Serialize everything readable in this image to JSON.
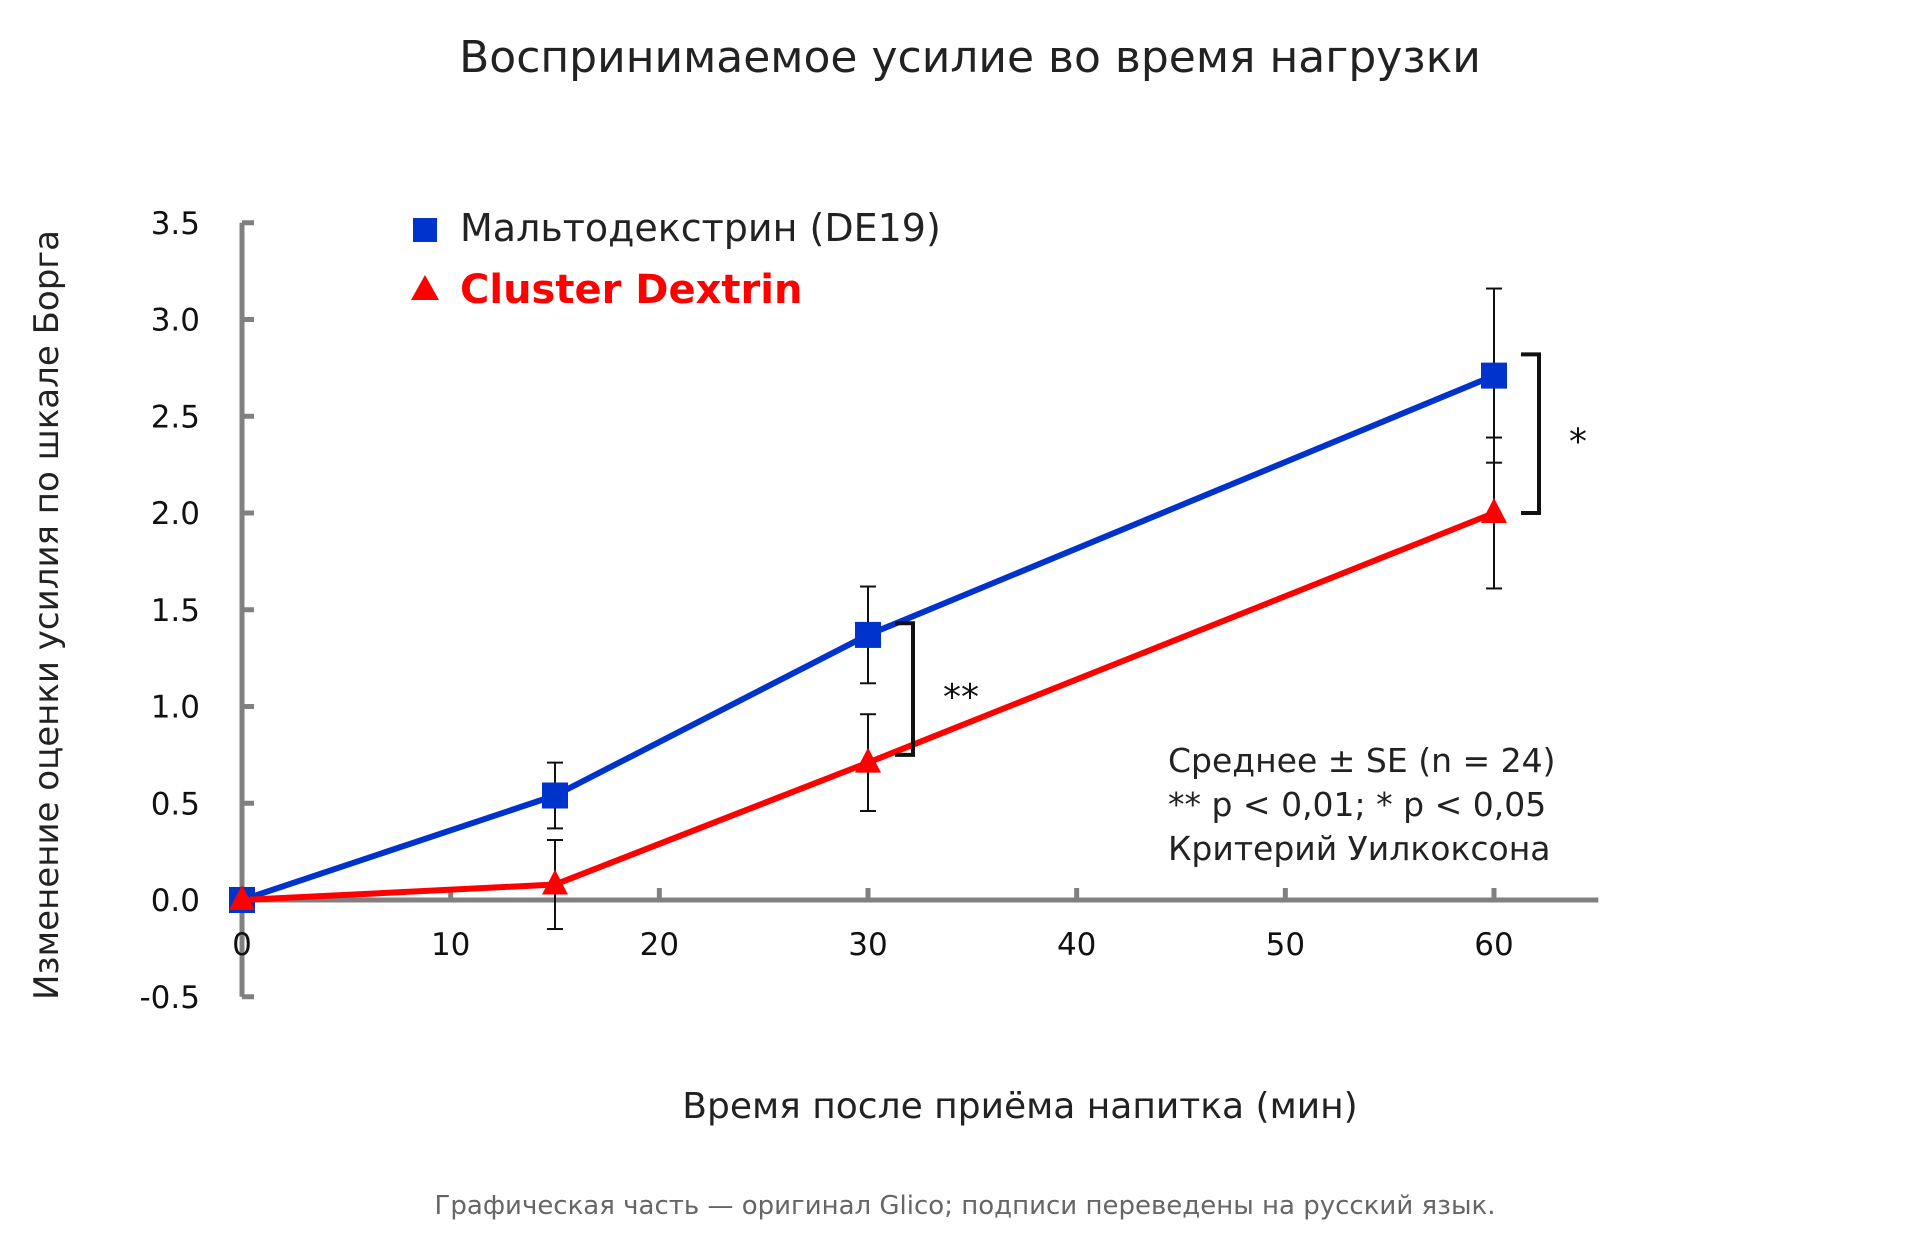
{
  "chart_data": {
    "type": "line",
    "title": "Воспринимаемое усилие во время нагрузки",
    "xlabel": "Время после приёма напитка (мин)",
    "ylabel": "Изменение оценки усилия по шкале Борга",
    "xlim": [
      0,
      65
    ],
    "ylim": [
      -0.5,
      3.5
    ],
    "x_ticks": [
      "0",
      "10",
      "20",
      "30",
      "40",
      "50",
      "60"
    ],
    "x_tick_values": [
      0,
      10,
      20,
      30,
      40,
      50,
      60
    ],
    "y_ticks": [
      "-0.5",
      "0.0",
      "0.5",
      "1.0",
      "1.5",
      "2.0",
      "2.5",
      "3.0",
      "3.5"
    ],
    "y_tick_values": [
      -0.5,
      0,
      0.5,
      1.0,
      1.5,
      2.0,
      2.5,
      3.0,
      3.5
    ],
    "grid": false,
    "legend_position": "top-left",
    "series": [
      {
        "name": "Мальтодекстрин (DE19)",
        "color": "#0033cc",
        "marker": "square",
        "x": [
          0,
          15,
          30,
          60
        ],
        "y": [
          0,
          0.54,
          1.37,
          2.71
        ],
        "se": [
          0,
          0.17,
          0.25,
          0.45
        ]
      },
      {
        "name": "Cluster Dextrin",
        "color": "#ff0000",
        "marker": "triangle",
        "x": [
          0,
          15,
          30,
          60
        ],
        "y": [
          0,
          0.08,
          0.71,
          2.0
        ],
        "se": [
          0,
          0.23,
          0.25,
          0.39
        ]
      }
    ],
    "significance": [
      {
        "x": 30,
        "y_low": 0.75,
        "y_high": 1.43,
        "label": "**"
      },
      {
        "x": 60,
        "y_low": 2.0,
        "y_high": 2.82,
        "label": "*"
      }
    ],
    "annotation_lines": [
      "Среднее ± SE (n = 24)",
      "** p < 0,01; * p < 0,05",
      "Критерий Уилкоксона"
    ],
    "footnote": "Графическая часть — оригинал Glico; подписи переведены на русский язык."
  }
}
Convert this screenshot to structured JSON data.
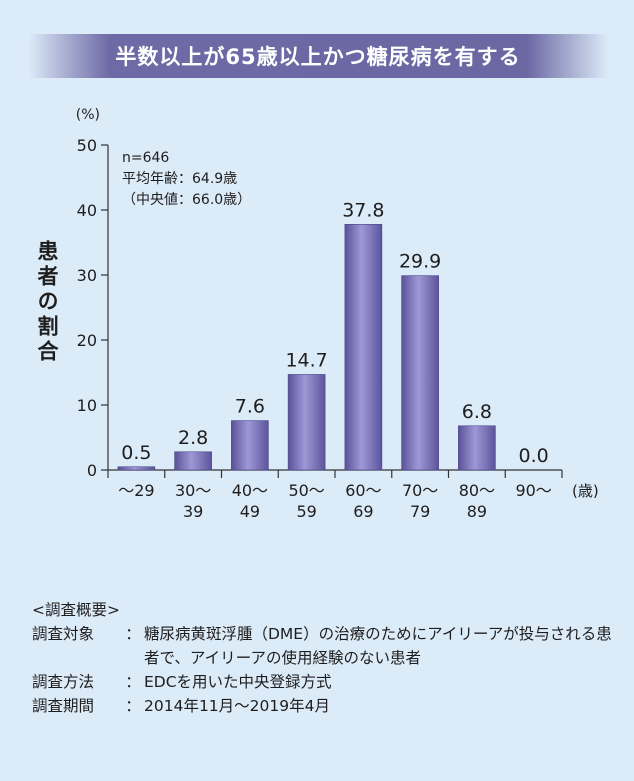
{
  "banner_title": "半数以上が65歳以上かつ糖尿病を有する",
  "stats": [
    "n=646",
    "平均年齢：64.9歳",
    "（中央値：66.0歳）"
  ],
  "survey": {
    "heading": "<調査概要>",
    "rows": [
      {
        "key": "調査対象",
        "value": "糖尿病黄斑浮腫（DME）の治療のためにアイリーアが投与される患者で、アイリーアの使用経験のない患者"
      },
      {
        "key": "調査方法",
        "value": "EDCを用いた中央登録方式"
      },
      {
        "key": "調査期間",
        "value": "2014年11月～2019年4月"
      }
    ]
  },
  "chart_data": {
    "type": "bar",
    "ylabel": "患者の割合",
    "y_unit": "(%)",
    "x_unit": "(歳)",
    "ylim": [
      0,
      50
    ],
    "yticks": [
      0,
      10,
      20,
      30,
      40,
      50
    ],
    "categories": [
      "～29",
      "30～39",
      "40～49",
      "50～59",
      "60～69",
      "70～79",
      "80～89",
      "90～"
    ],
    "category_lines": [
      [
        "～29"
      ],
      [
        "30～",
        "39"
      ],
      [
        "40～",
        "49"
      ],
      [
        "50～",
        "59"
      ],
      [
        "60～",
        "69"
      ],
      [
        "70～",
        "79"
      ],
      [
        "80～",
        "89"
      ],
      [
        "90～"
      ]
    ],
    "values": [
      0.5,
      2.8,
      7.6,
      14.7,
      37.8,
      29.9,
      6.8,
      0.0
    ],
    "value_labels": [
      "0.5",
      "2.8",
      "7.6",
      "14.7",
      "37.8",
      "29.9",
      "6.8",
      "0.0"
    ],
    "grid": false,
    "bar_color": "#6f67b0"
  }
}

+++

Task instructions> Pictures don't belong in the copy. Restate all the entries exactly.

Full output>
Serialize everything readable in this image to JSON.
{
  "chart_data": {
    "type": "line",
    "title": "Воспринимаемое усилие во время нагрузки",
    "xlabel": "Время после приёма напитка (мин)",
    "ylabel": "Изменение оценки усилия по шкале Борга",
    "xlim": [
      0,
      65
    ],
    "ylim": [
      -0.5,
      3.5
    ],
    "x_ticks": [
      "0",
      "10",
      "20",
      "30",
      "40",
      "50",
      "60"
    ],
    "x_tick_values": [
      0,
      10,
      20,
      30,
      40,
      50,
      60
    ],
    "y_ticks": [
      "-0.5",
      "0.0",
      "0.5",
      "1.0",
      "1.5",
      "2.0",
      "2.5",
      "3.0",
      "3.5"
    ],
    "y_tick_values": [
      -0.5,
      0,
      0.5,
      1.0,
      1.5,
      2.0,
      2.5,
      3.0,
      3.5
    ],
    "grid": false,
    "legend_position": "top-left",
    "series": [
      {
        "name": "Мальтодекстрин (DE19)",
        "color": "#0033cc",
        "marker": "square",
        "x": [
          0,
          15,
          30,
          60
        ],
        "y": [
          0,
          0.54,
          1.37,
          2.71
        ],
        "se": [
          0,
          0.17,
          0.25,
          0.45
        ]
      },
      {
        "name": "Cluster Dextrin",
        "color": "#ff0000",
        "marker": "triangle",
        "x": [
          0,
          15,
          30,
          60
        ],
        "y": [
          0,
          0.08,
          0.71,
          2.0
        ],
        "se": [
          0,
          0.23,
          0.25,
          0.39
        ]
      }
    ],
    "significance": [
      {
        "x": 30,
        "y_low": 0.75,
        "y_high": 1.43,
        "label": "**"
      },
      {
        "x": 60,
        "y_low": 2.0,
        "y_high": 2.82,
        "label": "*"
      }
    ],
    "annotation_lines": [
      "Среднее ± SE (n = 24)",
      "** p < 0,01; * p < 0,05",
      "Критерий Уилкоксона"
    ],
    "footnote": "Графическая часть — оригинал Glico; подписи переведены на русский язык."
  }
}
Convert this screenshot to structured JSON data.
{
  "banner_title": "半数以上が65歳以上かつ糖尿病を有する",
  "stats": [
    "n=646",
    "平均年齢：64.9歳",
    "（中央値：66.0歳）"
  ],
  "survey": {
    "heading": "<調査概要>",
    "rows": [
      {
        "key": "調査対象",
        "value": "糖尿病黄斑浮腫（DME）の治療のためにアイリーアが投与される患者で、アイリーアの使用経験のない患者"
      },
      {
        "key": "調査方法",
        "value": "EDCを用いた中央登録方式"
      },
      {
        "key": "調査期間",
        "value": "2014年11月～2019年4月"
      }
    ]
  },
  "chart_data": {
    "type": "bar",
    "ylabel": "患者の割合",
    "y_unit": "(%)",
    "x_unit": "(歳)",
    "ylim": [
      0,
      50
    ],
    "yticks": [
      0,
      10,
      20,
      30,
      40,
      50
    ],
    "categories": [
      "～29",
      "30～39",
      "40～49",
      "50～59",
      "60～69",
      "70～79",
      "80～89",
      "90～"
    ],
    "category_lines": [
      [
        "～29"
      ],
      [
        "30～",
        "39"
      ],
      [
        "40～",
        "49"
      ],
      [
        "50～",
        "59"
      ],
      [
        "60～",
        "69"
      ],
      [
        "70～",
        "79"
      ],
      [
        "80～",
        "89"
      ],
      [
        "90～"
      ]
    ],
    "values": [
      0.5,
      2.8,
      7.6,
      14.7,
      37.8,
      29.9,
      6.8,
      0.0
    ],
    "value_labels": [
      "0.5",
      "2.8",
      "7.6",
      "14.7",
      "37.8",
      "29.9",
      "6.8",
      "0.0"
    ],
    "grid": false,
    "bar_color": "#6f67b0"
  }
}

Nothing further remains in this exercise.